**What is asked**
Every record below should be printed exactly as it appears.

**Records to use**
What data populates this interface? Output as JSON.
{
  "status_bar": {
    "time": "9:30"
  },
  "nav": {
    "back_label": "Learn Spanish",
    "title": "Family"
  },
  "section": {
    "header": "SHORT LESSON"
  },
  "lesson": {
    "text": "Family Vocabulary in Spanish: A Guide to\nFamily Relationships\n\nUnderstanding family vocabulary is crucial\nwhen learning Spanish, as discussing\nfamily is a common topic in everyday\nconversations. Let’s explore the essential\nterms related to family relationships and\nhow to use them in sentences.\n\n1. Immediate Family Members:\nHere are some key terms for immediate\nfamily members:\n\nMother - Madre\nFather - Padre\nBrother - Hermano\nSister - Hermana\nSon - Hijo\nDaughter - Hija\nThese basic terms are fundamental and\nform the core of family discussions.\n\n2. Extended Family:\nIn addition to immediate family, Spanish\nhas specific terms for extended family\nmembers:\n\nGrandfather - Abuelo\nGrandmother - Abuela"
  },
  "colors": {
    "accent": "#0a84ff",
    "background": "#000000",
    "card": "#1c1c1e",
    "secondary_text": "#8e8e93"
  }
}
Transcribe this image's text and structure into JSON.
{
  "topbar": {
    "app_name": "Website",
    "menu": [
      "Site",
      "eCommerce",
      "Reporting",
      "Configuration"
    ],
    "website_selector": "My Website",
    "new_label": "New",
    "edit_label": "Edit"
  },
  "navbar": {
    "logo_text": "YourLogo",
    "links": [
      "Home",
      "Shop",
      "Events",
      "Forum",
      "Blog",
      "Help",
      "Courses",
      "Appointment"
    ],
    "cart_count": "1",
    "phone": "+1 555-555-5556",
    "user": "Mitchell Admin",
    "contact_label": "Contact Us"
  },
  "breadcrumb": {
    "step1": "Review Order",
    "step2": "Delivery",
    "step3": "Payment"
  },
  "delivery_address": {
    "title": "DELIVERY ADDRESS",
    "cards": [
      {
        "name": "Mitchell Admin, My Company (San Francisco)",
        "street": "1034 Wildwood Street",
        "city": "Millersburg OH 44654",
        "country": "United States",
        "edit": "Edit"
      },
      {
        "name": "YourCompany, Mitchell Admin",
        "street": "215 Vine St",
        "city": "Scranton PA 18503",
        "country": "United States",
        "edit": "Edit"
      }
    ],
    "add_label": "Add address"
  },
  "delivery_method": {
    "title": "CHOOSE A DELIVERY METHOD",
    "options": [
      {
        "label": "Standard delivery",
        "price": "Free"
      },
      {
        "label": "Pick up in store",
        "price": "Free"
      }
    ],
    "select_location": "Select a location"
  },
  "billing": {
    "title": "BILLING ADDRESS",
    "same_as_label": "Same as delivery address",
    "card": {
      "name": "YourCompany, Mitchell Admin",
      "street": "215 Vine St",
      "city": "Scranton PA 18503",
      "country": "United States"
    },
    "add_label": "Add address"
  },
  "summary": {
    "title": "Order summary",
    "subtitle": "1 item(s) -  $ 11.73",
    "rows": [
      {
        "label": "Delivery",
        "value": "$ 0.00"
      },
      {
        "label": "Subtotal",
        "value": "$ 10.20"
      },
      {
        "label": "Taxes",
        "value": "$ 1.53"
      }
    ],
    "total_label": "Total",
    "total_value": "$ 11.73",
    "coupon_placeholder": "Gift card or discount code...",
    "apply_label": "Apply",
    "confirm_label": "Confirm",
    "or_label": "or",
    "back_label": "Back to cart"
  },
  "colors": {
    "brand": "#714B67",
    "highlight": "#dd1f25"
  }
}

**Solution to the exercise**
What data populates this interface? Output as JSON.
{
  "status_bar": {
    "time": "9:30"
  },
  "nav": {
    "back_label": "Learn Spanish",
    "title": "Family"
  },
  "section": {
    "header": "SHORT LESSON"
  },
  "lesson": {
    "text": "Family Vocabulary in Spanish: A Guide to\nFamily Relationships\n\nUnderstanding family vocabulary is crucial\nwhen learning Spanish, as discussing\nfamily is a common topic in everyday\nconversations. Let’s explore the essential\nterms related to family relationships and\nhow to use them in sentences.\n\n1. Immediate Family Members:\nHere are some key terms for immediate\nfamily members:\n\nMother - Madre\nFather - Padre\nBrother - Hermano\nSister - Hermana\nSon - Hijo\nDaughter - Hija\nThese basic terms are fundamental and\nform the core of family discussions.\n\n2. Extended Family:\nIn addition to immediate family, Spanish\nhas specific terms for extended family\nmembers:\n\nGrandfather - Abuelo\nGrandmother - Abuela"
  },
  "colors": {
    "accent": "#0a84ff",
    "background": "#000000",
    "card": "#1c1c1e",
    "secondary_text": "#8e8e93"
  }
}
Transcribe this image's text and structure into JSON.
{
  "topbar": {
    "app_name": "Website",
    "menu": [
      "Site",
      "eCommerce",
      "Reporting",
      "Configuration"
    ],
    "website_selector": "My Website",
    "new_label": "New",
    "edit_label": "Edit"
  },
  "navbar": {
    "logo_text": "YourLogo",
    "links": [
      "Home",
      "Shop",
      "Events",
      "Forum",
      "Blog",
      "Help",
      "Courses",
      "Appointment"
    ],
    "cart_count": "1",
    "phone": "+1 555-555-5556",
    "user": "Mitchell Admin",
    "contact_label": "Contact Us"
  },
  "breadcrumb": {
    "step1": "Review Order",
    "step2": "Delivery",
    "step3": "Payment"
  },
  "delivery_address": {
    "title": "DELIVERY ADDRESS",
    "cards": [
      {
        "name": "Mitchell Admin, My Company (San Francisco)",
        "street": "1034 Wildwood Street",
        "city": "Millersburg OH 44654",
        "country": "United States",
        "edit": "Edit"
      },
      {
        "name": "YourCompany, Mitchell Admin",
        "street": "215 Vine St",
        "city": "Scranton PA 18503",
        "country": "United States",
        "edit": "Edit"
      }
    ],
    "add_label": "Add address"
  },
  "delivery_method": {
    "title": "CHOOSE A DELIVERY METHOD",
    "options": [
      {
        "label": "Standard delivery",
        "price": "Free"
      },
      {
        "label": "Pick up in store",
        "price": "Free"
      }
    ],
    "select_location": "Select a location"
  },
  "billing": {
    "title": "BILLING ADDRESS",
    "same_as_label": "Same as delivery address",
    "card": {
      "name": "YourCompany, Mitchell Admin",
      "street": "215 Vine St",
      "city": "Scranton PA 18503",
      "country": "United States"
    },
    "add_label": "Add address"
  },
  "summary": {
    "title": "Order summary",
    "subtitle": "1 item(s) -  $ 11.73",
    "rows": [
      {
        "label": "Delivery",
        "value": "$ 0.00"
      },
      {
        "label": "Subtotal",
        "value": "$ 10.20"
      },
      {
        "label": "Taxes",
        "value": "$ 1.53"
      }
    ],
    "total_label": "Total",
    "total_value": "$ 11.73",
    "coupon_placeholder": "Gift card or discount code...",
    "apply_label": "Apply",
    "confirm_label": "Confirm",
    "or_label": "or",
    "back_label": "Back to cart"
  },
  "colors": {
    "brand": "#714B67",
    "highlight": "#dd1f25"
  }
}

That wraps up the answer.